Input records:
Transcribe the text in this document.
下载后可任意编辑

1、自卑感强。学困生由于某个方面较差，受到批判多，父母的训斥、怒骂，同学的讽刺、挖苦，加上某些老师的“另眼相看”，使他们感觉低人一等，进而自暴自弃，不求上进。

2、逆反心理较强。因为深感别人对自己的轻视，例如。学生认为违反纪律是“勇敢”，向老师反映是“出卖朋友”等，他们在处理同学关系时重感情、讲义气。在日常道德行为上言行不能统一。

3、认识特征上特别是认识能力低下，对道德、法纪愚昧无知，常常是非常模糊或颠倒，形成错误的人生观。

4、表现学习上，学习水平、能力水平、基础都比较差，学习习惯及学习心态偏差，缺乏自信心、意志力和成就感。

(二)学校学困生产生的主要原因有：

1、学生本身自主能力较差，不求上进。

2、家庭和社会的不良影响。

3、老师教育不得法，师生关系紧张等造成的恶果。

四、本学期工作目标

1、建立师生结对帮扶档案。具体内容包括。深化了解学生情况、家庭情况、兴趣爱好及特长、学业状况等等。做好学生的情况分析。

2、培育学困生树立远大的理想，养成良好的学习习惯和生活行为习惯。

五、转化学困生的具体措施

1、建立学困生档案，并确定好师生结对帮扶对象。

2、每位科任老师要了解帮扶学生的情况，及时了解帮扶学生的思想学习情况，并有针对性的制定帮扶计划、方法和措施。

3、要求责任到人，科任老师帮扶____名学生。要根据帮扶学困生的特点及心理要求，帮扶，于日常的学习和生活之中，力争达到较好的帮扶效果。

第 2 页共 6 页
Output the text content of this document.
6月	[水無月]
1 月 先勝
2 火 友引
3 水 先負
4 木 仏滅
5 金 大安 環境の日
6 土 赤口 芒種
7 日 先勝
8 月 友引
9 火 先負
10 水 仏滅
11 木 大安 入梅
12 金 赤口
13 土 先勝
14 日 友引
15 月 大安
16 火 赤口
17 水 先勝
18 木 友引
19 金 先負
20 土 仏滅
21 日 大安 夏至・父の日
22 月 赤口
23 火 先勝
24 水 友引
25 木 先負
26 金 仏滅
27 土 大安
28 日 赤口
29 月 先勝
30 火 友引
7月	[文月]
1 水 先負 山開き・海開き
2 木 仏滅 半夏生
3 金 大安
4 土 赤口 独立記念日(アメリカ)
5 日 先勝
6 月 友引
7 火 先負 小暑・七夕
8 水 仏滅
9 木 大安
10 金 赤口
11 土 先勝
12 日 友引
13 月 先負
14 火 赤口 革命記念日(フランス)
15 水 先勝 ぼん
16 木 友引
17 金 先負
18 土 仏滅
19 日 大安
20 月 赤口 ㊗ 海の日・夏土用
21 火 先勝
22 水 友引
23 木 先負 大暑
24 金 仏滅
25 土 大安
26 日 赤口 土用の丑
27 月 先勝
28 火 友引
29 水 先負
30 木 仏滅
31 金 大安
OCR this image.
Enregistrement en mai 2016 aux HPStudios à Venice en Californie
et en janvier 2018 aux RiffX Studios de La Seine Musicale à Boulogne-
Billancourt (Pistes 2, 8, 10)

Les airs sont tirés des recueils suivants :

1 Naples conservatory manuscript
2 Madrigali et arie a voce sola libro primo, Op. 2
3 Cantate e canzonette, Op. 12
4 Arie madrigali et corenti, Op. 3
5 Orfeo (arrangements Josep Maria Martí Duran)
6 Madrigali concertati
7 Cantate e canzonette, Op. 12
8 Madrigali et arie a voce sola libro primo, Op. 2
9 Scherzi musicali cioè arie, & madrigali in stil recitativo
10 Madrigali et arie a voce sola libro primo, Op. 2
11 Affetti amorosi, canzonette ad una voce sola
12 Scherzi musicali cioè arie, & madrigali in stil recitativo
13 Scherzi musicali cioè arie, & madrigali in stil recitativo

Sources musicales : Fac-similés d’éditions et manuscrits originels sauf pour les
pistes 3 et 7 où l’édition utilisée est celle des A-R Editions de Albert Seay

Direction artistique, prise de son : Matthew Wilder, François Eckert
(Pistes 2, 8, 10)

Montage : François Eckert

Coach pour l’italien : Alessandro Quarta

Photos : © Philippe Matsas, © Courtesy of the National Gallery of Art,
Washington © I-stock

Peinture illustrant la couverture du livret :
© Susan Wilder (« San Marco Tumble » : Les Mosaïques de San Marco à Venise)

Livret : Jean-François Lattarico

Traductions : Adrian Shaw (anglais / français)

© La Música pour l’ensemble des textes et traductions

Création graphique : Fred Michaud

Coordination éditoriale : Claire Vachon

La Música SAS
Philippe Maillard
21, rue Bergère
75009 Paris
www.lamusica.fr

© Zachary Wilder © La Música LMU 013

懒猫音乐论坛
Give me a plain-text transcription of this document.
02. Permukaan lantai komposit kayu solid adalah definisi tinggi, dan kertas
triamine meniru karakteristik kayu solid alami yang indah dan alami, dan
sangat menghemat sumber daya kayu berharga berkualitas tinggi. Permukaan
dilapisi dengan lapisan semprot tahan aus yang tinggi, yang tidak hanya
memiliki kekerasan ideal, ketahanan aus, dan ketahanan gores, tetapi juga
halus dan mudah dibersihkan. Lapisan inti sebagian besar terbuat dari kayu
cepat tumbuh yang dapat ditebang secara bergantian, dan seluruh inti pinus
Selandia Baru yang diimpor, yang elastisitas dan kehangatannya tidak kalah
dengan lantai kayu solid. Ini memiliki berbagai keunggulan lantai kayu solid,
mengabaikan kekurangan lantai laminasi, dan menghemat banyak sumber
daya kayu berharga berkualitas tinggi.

The request: Which lines above contain the word "Cantate"? Copy each of them.

Output of the task:
3 Cantate e canzonette, Op. 12
7 Cantate e canzonette, Op. 12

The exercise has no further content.